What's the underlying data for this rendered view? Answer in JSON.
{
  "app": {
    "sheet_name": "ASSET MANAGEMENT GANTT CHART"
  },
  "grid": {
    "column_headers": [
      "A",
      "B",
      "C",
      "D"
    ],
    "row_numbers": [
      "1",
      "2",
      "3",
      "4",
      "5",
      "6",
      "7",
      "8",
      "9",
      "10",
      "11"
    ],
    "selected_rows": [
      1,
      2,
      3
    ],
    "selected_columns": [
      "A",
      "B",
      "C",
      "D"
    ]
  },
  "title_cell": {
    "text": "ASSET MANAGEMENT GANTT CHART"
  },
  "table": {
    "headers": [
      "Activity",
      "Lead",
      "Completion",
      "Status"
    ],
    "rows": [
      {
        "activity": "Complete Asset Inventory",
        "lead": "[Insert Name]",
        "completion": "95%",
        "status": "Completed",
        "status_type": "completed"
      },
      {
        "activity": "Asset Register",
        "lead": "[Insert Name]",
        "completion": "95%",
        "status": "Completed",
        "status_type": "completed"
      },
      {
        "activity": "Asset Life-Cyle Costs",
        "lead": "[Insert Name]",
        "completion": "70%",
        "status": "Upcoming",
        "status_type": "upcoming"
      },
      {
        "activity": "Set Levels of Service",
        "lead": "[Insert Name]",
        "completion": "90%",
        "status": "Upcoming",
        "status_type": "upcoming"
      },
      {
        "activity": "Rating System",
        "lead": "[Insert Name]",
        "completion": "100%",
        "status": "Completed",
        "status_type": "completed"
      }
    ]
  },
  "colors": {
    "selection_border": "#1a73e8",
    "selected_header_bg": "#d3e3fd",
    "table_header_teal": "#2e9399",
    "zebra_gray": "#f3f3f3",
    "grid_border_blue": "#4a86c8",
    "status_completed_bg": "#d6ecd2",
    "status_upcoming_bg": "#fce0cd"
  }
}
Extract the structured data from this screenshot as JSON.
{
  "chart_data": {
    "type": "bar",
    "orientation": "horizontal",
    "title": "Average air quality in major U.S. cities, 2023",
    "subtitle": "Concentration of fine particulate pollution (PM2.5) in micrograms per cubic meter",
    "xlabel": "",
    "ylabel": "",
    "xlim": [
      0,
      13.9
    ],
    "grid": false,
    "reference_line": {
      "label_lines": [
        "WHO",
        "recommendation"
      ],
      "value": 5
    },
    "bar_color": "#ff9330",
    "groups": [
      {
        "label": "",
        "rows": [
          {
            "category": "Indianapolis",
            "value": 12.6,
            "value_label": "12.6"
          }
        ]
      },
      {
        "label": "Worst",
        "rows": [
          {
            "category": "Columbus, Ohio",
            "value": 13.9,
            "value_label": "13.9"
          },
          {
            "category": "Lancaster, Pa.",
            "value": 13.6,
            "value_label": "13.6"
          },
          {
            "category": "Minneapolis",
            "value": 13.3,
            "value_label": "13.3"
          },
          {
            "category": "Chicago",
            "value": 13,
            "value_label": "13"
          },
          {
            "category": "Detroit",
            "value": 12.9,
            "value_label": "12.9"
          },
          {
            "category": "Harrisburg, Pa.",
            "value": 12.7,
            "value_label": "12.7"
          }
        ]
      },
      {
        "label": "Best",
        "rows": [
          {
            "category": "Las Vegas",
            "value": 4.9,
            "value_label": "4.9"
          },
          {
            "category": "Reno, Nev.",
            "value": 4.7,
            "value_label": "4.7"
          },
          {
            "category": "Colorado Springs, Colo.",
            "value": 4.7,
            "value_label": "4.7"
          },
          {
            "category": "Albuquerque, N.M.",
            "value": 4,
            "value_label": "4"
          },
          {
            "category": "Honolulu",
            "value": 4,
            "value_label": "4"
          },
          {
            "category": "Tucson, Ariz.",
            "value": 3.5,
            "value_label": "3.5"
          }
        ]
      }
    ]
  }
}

================================

◆ Direction ◆
Scan the material above. Copy each line that holds the word "GANTT".

◆ Task response ◆
    "sheet_name": "ASSET MANAGEMENT GANTT CHART"
    "text": "ASSET MANAGEMENT GANTT CHART"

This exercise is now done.